Extracted records

------------------------------------------------------------------------

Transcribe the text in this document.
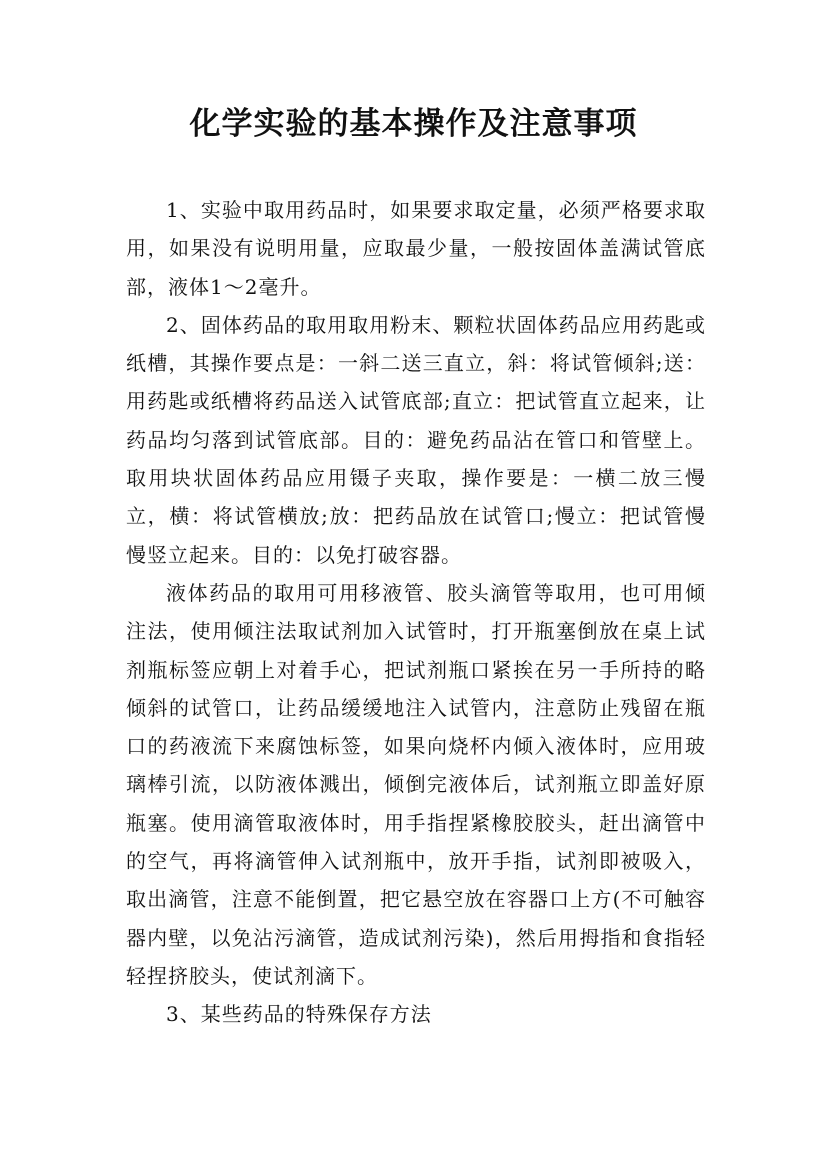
化学实验的基本操作及注意事项

1、实验中取用药品时，如果要求取定量，必须严格要求取用，如果没有说明用量，应取最少量，一般按固体盖满试管底部，液体1～2毫升。

2、固体药品的取用取用粉末、颗粒状固体药品应用药匙或纸槽，其操作要点是：一斜二送三直立，斜：将试管倾斜;送：用药匙或纸槽将药品送入试管底部;直立：把试管直立起来，让药品均匀落到试管底部。目的：避免药品沾在管口和管壁上。取用块状固体药品应用镊子夹取，操作要是：一横二放三慢立，横：将试管横放;放：把药品放在试管口;慢立：把试管慢慢竖立起来。目的：以免打破容器。

液体药品的取用可用移液管、胶头滴管等取用，也可用倾注法，使用倾注法取试剂加入试管时，打开瓶塞倒放在桌上试剂瓶标签应朝上对着手心，把试剂瓶口紧挨在另一手所持的略倾斜的试管口，让药品缓缓地注入试管内，注意防止残留在瓶口的药液流下来腐蚀标签，如果向烧杯内倾入液体时，应用玻璃棒引流，以防液体溅出，倾倒完液体后，试剂瓶立即盖好原瓶塞。使用滴管取液体时，用手指捏紧橡胶胶头，赶出滴管中的空气，再将滴管伸入试剂瓶中，放开手指，试剂即被吸入，取出滴管，注意不能倒置，把它悬空放在容器口上方(不可触容器内壁，以免沾污滴管，造成试剂污染)，然后用拇指和食指轻轻捏挤胶头，使试剂滴下。

3、某些药品的特殊保存方法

------------------------------------------------------------------------

*Objective*: From the listing above, print every entry precisely and drop the pictures.

*Full solution*:
Transcribe the text in this document.
化学实验的基本操作及注意事项

1、实验中取用药品时，如果要求取定量，必须严格要求取用，如果没有说明用量，应取最少量，一般按固体盖满试管底部，液体1～2毫升。

2、固体药品的取用取用粉末、颗粒状固体药品应用药匙或纸槽，其操作要点是：一斜二送三直立，斜：将试管倾斜;送：用药匙或纸槽将药品送入试管底部;直立：把试管直立起来，让药品均匀落到试管底部。目的：避免药品沾在管口和管壁上。取用块状固体药品应用镊子夹取，操作要是：一横二放三慢立，横：将试管横放;放：把药品放在试管口;慢立：把试管慢慢竖立起来。目的：以免打破容器。

液体药品的取用可用移液管、胶头滴管等取用，也可用倾注法，使用倾注法取试剂加入试管时，打开瓶塞倒放在桌上试剂瓶标签应朝上对着手心，把试剂瓶口紧挨在另一手所持的略倾斜的试管口，让药品缓缓地注入试管内，注意防止残留在瓶口的药液流下来腐蚀标签，如果向烧杯内倾入液体时，应用玻璃棒引流，以防液体溅出，倾倒完液体后，试剂瓶立即盖好原瓶塞。使用滴管取液体时，用手指捏紧橡胶胶头，赶出滴管中的空气，再将滴管伸入试剂瓶中，放开手指，试剂即被吸入，取出滴管，注意不能倒置，把它悬空放在容器口上方(不可触容器内壁，以免沾污滴管，造成试剂污染)，然后用拇指和食指轻轻捏挤胶头，使试剂滴下。

3、某些药品的特殊保存方法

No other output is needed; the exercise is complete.